EXERCISE DESCRIPTION
From the entries below, say how many lines carry the word "maximum", and give nothing but the number.

MATERIAL TO PROCESS
________________________________________
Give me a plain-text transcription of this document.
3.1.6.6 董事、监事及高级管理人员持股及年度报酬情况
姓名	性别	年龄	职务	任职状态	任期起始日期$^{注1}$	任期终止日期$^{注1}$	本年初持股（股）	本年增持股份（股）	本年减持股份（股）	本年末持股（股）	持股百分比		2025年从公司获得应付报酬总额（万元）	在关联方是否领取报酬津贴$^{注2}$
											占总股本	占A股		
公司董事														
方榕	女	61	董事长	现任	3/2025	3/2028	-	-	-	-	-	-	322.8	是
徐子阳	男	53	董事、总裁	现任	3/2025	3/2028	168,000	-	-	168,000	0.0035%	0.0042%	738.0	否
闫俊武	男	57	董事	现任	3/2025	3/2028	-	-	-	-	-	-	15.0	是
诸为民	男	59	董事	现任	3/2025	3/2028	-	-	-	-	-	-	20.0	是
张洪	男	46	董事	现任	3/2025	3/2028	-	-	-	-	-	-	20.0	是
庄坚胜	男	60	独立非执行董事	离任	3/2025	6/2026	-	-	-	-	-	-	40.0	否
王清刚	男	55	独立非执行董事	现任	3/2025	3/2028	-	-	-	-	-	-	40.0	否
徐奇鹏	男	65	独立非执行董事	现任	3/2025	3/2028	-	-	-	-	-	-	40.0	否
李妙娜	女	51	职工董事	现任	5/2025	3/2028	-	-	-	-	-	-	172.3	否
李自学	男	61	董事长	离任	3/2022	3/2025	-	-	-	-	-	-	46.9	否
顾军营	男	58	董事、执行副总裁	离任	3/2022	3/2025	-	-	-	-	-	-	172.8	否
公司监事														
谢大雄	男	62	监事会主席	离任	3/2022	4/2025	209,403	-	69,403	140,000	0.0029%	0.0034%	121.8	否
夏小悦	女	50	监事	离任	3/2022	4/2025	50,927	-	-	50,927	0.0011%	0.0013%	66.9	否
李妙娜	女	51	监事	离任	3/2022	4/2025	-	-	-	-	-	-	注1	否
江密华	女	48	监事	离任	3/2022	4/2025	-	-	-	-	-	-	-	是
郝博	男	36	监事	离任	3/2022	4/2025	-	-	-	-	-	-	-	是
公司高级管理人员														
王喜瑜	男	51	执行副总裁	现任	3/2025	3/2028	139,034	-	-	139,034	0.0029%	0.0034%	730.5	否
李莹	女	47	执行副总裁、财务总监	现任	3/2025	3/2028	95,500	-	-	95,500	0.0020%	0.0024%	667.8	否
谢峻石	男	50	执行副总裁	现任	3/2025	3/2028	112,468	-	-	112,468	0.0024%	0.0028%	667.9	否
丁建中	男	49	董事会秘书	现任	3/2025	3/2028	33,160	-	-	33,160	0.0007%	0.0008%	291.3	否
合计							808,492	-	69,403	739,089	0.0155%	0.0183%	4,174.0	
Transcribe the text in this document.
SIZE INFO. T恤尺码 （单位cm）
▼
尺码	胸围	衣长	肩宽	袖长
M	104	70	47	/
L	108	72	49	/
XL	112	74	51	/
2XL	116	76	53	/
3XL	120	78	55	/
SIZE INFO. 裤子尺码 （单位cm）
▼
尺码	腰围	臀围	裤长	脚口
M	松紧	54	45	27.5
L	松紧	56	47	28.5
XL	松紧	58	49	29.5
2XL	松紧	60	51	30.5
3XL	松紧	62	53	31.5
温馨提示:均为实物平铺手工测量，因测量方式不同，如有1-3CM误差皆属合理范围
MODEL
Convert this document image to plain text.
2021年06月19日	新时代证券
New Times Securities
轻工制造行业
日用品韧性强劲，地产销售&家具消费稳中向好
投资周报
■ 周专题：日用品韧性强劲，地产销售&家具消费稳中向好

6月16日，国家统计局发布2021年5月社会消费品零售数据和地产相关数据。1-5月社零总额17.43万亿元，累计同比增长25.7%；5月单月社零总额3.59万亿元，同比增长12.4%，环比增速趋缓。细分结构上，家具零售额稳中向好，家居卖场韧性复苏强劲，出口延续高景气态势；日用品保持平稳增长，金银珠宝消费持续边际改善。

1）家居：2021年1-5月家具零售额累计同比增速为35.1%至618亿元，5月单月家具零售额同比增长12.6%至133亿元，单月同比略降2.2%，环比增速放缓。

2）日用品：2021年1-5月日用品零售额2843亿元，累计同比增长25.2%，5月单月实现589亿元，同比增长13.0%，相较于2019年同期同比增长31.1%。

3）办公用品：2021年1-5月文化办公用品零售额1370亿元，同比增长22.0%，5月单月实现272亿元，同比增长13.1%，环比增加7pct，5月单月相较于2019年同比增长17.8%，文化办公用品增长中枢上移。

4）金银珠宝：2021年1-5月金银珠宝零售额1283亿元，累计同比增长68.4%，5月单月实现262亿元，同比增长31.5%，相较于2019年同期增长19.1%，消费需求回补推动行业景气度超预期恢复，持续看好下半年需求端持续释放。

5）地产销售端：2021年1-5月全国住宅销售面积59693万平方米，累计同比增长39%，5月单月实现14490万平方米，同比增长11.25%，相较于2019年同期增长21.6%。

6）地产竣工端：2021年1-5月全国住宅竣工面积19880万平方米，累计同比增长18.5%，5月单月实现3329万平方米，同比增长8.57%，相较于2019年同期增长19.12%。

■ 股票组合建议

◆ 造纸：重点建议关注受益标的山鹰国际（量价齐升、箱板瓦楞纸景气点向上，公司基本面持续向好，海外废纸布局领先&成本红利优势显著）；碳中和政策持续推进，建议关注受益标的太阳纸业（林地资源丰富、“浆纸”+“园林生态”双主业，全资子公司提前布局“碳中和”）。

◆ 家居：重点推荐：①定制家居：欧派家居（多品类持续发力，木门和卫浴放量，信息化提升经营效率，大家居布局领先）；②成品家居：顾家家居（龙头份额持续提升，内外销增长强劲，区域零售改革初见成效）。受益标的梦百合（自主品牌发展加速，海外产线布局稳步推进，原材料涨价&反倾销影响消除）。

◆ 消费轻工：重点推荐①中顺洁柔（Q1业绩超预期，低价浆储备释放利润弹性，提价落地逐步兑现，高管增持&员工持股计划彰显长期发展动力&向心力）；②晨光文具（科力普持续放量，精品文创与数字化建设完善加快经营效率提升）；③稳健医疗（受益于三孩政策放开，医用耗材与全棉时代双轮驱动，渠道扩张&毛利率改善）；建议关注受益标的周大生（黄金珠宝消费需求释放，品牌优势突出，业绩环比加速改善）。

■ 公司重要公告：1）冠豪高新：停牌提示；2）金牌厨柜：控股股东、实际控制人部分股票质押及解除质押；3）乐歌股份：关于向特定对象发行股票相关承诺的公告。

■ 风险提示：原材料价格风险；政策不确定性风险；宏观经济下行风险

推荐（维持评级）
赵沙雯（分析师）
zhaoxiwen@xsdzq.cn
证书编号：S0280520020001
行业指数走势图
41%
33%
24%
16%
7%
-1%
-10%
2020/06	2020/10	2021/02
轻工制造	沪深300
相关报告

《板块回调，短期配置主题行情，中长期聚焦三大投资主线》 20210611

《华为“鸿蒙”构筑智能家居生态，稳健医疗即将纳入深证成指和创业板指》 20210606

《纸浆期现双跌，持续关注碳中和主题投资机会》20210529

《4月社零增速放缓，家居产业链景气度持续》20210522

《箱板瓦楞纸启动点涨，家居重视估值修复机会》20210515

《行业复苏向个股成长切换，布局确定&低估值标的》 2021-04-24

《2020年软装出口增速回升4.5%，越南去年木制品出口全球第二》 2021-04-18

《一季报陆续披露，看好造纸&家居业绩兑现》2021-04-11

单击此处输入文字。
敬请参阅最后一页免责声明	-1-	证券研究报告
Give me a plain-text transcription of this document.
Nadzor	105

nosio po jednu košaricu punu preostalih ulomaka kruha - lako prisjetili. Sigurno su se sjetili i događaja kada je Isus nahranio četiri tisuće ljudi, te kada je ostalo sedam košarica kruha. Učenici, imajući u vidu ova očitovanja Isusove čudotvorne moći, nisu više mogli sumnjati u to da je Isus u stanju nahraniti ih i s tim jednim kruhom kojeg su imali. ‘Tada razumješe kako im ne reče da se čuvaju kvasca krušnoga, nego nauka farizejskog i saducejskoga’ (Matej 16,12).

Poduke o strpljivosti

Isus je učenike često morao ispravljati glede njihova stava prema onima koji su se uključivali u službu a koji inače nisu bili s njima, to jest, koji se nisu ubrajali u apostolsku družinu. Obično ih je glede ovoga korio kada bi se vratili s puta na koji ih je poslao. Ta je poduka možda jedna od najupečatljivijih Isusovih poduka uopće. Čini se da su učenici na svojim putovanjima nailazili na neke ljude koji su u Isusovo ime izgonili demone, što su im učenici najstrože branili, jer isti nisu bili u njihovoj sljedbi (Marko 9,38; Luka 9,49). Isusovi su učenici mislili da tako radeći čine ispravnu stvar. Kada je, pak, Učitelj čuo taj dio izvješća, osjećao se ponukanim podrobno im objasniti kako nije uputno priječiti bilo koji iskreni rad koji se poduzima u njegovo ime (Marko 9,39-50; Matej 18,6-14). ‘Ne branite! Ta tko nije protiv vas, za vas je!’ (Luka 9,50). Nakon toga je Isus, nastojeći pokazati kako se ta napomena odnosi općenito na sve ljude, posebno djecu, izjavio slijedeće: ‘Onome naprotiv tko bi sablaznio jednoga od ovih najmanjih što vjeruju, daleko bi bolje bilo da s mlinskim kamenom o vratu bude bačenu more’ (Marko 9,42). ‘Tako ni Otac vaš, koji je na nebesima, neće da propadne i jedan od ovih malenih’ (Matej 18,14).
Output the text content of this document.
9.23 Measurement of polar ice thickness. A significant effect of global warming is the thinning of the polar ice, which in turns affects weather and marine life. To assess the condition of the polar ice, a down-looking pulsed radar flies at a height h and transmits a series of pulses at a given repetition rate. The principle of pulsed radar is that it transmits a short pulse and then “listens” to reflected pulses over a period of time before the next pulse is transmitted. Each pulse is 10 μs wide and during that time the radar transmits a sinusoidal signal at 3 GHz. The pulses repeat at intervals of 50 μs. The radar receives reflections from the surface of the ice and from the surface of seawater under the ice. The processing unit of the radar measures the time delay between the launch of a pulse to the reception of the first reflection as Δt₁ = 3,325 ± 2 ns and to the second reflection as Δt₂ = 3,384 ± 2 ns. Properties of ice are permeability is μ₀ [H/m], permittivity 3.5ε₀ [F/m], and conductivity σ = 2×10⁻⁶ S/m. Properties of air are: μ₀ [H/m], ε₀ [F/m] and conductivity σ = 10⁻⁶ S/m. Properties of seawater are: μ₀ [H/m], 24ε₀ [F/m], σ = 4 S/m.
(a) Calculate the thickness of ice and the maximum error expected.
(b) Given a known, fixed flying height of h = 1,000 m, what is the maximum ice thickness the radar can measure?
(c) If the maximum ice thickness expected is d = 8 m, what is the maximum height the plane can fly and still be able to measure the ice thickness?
________________________________________
TASK RESPONSE
3